# Goal:
Count every line in the following entries where the word "fill" appears. Give the count alone.
*****
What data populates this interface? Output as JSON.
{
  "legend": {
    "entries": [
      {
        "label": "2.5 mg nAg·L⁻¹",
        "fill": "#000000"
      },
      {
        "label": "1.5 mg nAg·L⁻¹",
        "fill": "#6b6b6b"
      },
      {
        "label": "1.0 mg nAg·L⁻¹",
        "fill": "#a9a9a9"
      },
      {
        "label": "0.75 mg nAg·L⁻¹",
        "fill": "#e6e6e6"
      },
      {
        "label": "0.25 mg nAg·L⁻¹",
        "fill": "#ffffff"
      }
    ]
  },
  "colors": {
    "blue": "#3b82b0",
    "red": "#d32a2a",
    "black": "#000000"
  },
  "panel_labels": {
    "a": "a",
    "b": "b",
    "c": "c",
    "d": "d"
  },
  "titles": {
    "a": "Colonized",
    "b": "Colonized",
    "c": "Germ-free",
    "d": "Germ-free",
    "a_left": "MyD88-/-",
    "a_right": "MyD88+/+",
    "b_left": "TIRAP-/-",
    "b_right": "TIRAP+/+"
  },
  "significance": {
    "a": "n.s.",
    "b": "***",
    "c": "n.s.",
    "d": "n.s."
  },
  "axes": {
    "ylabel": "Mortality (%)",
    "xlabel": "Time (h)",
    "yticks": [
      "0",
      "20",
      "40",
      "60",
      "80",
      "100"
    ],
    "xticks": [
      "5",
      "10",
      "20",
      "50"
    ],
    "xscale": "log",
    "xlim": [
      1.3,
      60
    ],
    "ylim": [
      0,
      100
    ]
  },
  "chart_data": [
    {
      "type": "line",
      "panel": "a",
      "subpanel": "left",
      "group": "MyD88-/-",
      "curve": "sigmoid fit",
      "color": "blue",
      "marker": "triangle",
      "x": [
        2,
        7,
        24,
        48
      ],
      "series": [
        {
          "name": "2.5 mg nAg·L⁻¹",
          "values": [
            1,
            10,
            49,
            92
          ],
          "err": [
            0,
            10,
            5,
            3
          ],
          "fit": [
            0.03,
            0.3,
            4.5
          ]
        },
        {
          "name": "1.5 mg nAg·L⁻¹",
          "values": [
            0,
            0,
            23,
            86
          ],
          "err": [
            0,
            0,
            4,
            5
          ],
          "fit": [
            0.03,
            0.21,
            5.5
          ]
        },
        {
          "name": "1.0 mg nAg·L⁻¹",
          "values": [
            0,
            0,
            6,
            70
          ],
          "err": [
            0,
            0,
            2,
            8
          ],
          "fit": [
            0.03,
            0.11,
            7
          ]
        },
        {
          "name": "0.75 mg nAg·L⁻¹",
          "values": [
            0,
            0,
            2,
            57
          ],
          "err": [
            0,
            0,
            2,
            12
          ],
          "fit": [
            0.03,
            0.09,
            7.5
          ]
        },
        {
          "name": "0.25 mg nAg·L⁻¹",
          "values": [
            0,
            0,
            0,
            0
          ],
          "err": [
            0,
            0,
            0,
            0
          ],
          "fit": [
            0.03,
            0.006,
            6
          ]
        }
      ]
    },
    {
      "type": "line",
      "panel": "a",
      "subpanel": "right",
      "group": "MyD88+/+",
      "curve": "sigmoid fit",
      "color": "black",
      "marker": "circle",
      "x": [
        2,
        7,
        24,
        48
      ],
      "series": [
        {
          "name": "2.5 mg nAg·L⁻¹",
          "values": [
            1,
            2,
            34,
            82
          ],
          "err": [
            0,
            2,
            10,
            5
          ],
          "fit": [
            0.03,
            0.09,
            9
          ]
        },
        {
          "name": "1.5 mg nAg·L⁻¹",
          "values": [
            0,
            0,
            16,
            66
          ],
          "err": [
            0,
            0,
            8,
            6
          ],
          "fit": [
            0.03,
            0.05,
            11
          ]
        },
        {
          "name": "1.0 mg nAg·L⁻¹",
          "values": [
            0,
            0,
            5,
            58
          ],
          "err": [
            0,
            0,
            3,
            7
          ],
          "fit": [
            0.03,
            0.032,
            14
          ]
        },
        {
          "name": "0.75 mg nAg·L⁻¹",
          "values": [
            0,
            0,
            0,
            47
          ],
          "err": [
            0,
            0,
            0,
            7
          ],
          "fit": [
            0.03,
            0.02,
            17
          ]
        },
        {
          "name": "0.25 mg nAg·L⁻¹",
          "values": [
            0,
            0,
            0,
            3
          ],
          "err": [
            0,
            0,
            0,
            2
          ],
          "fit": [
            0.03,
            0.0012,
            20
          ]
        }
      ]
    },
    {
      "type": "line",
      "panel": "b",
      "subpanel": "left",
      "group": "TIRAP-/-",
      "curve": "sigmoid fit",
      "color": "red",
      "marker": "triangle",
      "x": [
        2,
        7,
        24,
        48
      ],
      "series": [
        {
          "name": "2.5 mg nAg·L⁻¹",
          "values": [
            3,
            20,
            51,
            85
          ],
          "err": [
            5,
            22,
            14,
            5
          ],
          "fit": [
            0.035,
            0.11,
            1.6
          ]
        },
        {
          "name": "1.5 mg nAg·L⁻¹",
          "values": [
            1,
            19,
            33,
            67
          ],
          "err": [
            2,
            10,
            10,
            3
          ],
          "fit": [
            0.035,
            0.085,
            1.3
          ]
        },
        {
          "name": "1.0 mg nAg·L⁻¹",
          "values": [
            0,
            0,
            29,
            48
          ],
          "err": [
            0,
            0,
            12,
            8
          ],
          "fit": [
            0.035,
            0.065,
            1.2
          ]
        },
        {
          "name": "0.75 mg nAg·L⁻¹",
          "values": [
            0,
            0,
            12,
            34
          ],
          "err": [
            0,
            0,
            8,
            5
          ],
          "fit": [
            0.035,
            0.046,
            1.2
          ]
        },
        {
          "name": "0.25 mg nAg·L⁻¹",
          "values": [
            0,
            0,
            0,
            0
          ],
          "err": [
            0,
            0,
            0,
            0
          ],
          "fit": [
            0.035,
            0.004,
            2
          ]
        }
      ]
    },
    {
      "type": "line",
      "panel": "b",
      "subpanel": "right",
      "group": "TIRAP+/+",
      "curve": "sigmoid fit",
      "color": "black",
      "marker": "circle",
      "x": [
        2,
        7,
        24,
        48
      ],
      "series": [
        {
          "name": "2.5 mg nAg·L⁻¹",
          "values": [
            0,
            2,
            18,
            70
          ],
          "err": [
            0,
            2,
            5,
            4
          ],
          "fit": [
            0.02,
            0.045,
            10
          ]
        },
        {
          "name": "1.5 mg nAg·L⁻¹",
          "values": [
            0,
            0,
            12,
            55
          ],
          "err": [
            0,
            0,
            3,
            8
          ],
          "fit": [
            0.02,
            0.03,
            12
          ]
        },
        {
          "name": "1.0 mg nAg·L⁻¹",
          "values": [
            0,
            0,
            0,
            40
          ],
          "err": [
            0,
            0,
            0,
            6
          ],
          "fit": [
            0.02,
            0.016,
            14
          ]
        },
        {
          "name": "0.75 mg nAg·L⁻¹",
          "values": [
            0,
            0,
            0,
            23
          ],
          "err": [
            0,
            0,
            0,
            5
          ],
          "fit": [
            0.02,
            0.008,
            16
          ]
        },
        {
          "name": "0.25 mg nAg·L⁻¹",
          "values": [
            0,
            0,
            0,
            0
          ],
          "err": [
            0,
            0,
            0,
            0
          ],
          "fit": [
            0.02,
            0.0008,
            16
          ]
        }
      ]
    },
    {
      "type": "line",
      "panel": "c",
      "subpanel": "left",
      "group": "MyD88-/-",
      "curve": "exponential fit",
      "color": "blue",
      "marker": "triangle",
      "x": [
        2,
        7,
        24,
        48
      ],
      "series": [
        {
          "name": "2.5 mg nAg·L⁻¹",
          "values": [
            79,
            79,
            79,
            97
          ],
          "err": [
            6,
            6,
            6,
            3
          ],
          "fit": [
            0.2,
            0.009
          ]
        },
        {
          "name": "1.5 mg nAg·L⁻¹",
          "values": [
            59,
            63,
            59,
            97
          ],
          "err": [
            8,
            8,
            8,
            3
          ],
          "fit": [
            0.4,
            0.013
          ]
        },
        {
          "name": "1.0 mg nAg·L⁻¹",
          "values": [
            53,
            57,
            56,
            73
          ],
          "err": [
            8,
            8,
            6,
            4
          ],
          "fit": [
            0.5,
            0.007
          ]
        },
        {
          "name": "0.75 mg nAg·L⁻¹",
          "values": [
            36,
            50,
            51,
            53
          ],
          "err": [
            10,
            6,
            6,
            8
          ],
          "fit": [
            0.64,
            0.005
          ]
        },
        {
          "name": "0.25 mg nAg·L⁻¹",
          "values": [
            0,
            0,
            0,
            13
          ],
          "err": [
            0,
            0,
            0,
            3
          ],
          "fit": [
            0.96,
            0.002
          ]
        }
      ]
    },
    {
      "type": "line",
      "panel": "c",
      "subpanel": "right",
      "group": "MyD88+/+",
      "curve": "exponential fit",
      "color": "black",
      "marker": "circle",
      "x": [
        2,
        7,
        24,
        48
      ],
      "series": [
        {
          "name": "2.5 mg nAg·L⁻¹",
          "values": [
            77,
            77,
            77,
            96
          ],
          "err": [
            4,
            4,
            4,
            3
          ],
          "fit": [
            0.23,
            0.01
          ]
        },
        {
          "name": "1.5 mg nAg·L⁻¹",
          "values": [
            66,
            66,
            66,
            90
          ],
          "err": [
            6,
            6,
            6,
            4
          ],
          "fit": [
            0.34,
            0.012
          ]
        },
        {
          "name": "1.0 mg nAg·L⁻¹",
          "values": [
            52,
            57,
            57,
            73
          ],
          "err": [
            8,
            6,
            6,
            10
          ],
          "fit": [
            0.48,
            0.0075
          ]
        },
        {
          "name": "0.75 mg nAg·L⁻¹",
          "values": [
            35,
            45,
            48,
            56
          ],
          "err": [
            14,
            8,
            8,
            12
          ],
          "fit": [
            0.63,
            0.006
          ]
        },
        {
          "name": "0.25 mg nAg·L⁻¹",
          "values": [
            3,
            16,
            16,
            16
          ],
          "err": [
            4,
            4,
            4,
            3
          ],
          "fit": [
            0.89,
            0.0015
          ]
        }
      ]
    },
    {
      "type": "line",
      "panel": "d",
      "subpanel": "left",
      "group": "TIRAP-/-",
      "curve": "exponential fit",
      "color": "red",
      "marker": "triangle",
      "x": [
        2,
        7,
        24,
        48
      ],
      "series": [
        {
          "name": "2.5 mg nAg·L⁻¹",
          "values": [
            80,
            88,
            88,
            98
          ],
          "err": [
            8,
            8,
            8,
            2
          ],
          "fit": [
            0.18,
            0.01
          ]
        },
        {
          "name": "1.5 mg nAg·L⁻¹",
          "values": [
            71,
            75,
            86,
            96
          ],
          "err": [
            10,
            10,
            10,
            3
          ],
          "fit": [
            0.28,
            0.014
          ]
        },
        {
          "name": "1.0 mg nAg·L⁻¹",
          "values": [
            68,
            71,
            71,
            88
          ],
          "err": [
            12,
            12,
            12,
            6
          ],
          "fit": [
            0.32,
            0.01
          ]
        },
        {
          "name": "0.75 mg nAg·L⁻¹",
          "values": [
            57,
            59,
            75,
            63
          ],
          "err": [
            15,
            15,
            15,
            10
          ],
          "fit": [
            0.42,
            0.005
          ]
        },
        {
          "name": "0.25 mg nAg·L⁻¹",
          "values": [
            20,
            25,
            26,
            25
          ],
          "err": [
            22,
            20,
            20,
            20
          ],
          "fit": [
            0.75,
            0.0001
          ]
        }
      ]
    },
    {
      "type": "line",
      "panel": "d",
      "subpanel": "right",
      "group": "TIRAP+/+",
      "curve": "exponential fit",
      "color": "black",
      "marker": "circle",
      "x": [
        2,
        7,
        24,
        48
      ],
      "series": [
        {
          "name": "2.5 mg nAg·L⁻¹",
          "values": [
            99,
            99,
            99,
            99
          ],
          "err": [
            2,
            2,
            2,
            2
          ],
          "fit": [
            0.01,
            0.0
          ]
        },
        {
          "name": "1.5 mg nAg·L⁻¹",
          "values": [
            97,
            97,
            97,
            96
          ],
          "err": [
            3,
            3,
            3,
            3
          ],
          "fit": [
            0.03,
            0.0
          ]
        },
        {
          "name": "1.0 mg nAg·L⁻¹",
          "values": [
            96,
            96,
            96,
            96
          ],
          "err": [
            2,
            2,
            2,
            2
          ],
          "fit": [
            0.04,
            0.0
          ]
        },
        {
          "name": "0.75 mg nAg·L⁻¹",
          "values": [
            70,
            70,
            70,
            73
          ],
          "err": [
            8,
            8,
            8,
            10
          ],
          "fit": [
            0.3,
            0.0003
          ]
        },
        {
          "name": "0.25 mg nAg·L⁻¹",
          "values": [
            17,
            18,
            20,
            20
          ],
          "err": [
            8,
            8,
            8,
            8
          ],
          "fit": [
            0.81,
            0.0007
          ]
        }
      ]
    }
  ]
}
*****
# Correct answer:
5